▶ _Stated problem_
Output the data exactly, with every line intact.

▶ _Task input_

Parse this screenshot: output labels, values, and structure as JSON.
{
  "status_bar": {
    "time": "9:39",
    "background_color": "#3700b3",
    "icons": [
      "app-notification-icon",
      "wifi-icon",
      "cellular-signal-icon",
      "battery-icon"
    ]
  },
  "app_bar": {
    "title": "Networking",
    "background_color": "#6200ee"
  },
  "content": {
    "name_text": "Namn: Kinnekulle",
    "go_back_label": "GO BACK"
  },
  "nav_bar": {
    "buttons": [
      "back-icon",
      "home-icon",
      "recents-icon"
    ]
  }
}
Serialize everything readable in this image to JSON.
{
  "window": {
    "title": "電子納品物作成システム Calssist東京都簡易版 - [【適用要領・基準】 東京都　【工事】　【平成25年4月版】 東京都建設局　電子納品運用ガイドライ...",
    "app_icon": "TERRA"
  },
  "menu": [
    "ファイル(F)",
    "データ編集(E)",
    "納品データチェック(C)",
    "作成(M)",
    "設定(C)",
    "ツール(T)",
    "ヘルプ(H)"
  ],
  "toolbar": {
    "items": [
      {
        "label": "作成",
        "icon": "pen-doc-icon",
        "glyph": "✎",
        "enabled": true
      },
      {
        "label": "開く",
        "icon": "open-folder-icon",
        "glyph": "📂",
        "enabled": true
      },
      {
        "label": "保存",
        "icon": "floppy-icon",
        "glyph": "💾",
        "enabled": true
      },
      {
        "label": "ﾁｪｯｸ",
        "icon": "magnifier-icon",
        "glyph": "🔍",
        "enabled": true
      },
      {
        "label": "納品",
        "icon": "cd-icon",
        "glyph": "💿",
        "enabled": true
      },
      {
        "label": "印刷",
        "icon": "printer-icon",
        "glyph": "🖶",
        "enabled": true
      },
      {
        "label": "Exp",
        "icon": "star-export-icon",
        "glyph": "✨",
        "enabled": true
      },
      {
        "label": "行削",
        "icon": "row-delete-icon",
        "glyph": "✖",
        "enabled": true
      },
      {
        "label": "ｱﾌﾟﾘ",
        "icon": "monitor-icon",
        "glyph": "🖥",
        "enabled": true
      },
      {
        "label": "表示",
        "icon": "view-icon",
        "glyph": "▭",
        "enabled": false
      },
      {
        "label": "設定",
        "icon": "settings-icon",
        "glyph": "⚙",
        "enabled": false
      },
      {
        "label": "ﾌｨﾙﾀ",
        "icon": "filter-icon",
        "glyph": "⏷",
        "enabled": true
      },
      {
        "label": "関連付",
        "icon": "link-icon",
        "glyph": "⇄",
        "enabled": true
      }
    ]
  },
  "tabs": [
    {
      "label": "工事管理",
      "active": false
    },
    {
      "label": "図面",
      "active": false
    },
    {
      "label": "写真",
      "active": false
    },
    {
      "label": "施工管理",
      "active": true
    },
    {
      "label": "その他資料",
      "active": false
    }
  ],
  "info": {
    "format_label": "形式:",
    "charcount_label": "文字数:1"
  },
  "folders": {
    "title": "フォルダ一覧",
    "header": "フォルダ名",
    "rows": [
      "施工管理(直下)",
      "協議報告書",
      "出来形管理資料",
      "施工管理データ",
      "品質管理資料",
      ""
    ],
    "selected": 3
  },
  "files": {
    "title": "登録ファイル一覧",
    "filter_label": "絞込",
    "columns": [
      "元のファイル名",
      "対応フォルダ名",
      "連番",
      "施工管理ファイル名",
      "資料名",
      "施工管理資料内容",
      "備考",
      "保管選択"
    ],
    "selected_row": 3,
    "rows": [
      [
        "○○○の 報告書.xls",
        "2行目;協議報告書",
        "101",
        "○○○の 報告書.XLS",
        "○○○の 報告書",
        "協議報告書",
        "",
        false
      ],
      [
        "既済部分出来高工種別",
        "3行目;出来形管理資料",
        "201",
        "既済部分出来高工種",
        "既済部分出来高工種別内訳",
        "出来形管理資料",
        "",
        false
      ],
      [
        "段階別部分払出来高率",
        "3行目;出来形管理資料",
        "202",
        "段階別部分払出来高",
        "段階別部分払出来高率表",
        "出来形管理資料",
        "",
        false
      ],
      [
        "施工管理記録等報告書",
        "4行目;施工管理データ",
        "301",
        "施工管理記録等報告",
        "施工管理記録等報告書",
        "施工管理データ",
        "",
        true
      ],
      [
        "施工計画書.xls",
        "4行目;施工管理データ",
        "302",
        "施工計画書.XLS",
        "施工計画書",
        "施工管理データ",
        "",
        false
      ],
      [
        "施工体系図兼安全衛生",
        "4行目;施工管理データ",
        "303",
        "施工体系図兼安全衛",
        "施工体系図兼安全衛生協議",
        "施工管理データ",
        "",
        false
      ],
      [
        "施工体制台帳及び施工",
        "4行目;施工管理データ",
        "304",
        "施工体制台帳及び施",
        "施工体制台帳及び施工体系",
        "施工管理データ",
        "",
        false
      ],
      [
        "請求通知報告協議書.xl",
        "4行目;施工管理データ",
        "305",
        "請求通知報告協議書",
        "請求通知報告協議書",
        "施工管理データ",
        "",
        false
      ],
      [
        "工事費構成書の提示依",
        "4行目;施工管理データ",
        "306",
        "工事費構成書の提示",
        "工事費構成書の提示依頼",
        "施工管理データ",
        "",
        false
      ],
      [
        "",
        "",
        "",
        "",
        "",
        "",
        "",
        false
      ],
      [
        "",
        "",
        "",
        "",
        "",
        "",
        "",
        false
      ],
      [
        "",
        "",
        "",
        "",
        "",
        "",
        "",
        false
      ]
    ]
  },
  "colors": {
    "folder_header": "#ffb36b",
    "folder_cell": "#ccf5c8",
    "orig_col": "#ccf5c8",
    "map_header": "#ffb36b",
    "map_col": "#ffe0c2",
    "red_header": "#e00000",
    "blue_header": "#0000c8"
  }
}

▶ _Answer in full_
Parse this screenshot: output labels, values, and structure as JSON.
{
  "status_bar": {
    "time": "9:39",
    "background_color": "#3700b3",
    "icons": [
      "app-notification-icon",
      "wifi-icon",
      "cellular-signal-icon",
      "battery-icon"
    ]
  },
  "app_bar": {
    "title": "Networking",
    "background_color": "#6200ee"
  },
  "content": {
    "name_text": "Namn: Kinnekulle",
    "go_back_label": "GO BACK"
  },
  "nav_bar": {
    "buttons": [
      "back-icon",
      "home-icon",
      "recents-icon"
    ]
  }
}
Serialize everything readable in this image to JSON.
{
  "window": {
    "title": "電子納品物作成システム Calssist東京都簡易版 - [【適用要領・基準】 東京都　【工事】　【平成25年4月版】 東京都建設局　電子納品運用ガイドライ...",
    "app_icon": "TERRA"
  },
  "menu": [
    "ファイル(F)",
    "データ編集(E)",
    "納品データチェック(C)",
    "作成(M)",
    "設定(C)",
    "ツール(T)",
    "ヘルプ(H)"
  ],
  "toolbar": {
    "items": [
      {
        "label": "作成",
        "icon": "pen-doc-icon",
        "glyph": "✎",
        "enabled": true
      },
      {
        "label": "開く",
        "icon": "open-folder-icon",
        "glyph": "📂",
        "enabled": true
      },
      {
        "label": "保存",
        "icon": "floppy-icon",
        "glyph": "💾",
        "enabled": true
      },
      {
        "label": "ﾁｪｯｸ",
        "icon": "magnifier-icon",
        "glyph": "🔍",
        "enabled": true
      },
      {
        "label": "納品",
        "icon": "cd-icon",
        "glyph": "💿",
        "enabled": true
      },
      {
        "label": "印刷",
        "icon": "printer-icon",
        "glyph": "🖶",
        "enabled": true
      },
      {
        "label": "Exp",
        "icon": "star-export-icon",
        "glyph": "✨",
        "enabled": true
      },
      {
        "label": "行削",
        "icon": "row-delete-icon",
        "glyph": "✖",
        "enabled": true
      },
      {
        "label": "ｱﾌﾟﾘ",
        "icon": "monitor-icon",
        "glyph": "🖥",
        "enabled": true
      },
      {
        "label": "表示",
        "icon": "view-icon",
        "glyph": "▭",
        "enabled": false
      },
      {
        "label": "設定",
        "icon": "settings-icon",
        "glyph": "⚙",
        "enabled": false
      },
      {
        "label": "ﾌｨﾙﾀ",
        "icon": "filter-icon",
        "glyph": "⏷",
        "enabled": true
      },
      {
        "label": "関連付",
        "icon": "link-icon",
        "glyph": "⇄",
        "enabled": true
      }
    ]
  },
  "tabs": [
    {
      "label": "工事管理",
      "active": false
    },
    {
      "label": "図面",
      "active": false
    },
    {
      "label": "写真",
      "active": false
    },
    {
      "label": "施工管理",
      "active": true
    },
    {
      "label": "その他資料",
      "active": false
    }
  ],
  "info": {
    "format_label": "形式:",
    "charcount_label": "文字数:1"
  },
  "folders": {
    "title": "フォルダ一覧",
    "header": "フォルダ名",
    "rows": [
      "施工管理(直下)",
      "協議報告書",
      "出来形管理資料",
      "施工管理データ",
      "品質管理資料",
      ""
    ],
    "selected": 3
  },
  "files": {
    "title": "登録ファイル一覧",
    "filter_label": "絞込",
    "columns": [
      "元のファイル名",
      "対応フォルダ名",
      "連番",
      "施工管理ファイル名",
      "資料名",
      "施工管理資料内容",
      "備考",
      "保管選択"
    ],
    "selected_row": 3,
    "rows": [
      [
        "○○○の 報告書.xls",
        "2行目;協議報告書",
        "101",
        "○○○の 報告書.XLS",
        "○○○の 報告書",
        "協議報告書",
        "",
        false
      ],
      [
        "既済部分出来高工種別",
        "3行目;出来形管理資料",
        "201",
        "既済部分出来高工種",
        "既済部分出来高工種別内訳",
        "出来形管理資料",
        "",
        false
      ],
      [
        "段階別部分払出来高率",
        "3行目;出来形管理資料",
        "202",
        "段階別部分払出来高",
        "段階別部分払出来高率表",
        "出来形管理資料",
        "",
        false
      ],
      [
        "施工管理記録等報告書",
        "4行目;施工管理データ",
        "301",
        "施工管理記録等報告",
        "施工管理記録等報告書",
        "施工管理データ",
        "",
        true
      ],
      [
        "施工計画書.xls",
        "4行目;施工管理データ",
        "302",
        "施工計画書.XLS",
        "施工計画書",
        "施工管理データ",
        "",
        false
      ],
      [
        "施工体系図兼安全衛生",
        "4行目;施工管理データ",
        "303",
        "施工体系図兼安全衛",
        "施工体系図兼安全衛生協議",
        "施工管理データ",
        "",
        false
      ],
      [
        "施工体制台帳及び施工",
        "4行目;施工管理データ",
        "304",
        "施工体制台帳及び施",
        "施工体制台帳及び施工体系",
        "施工管理データ",
        "",
        false
      ],
      [
        "請求通知報告協議書.xl",
        "4行目;施工管理データ",
        "305",
        "請求通知報告協議書",
        "請求通知報告協議書",
        "施工管理データ",
        "",
        false
      ],
      [
        "工事費構成書の提示依",
        "4行目;施工管理データ",
        "306",
        "工事費構成書の提示",
        "工事費構成書の提示依頼",
        "施工管理データ",
        "",
        false
      ],
      [
        "",
        "",
        "",
        "",
        "",
        "",
        "",
        false
      ],
      [
        "",
        "",
        "",
        "",
        "",
        "",
        "",
        false
      ],
      [
        "",
        "",
        "",
        "",
        "",
        "",
        "",
        false
      ]
    ]
  },
  "colors": {
    "folder_header": "#ffb36b",
    "folder_cell": "#ccf5c8",
    "orig_col": "#ccf5c8",
    "map_header": "#ffb36b",
    "map_col": "#ffe0c2",
    "red_header": "#e00000",
    "blue_header": "#0000c8"
  }
}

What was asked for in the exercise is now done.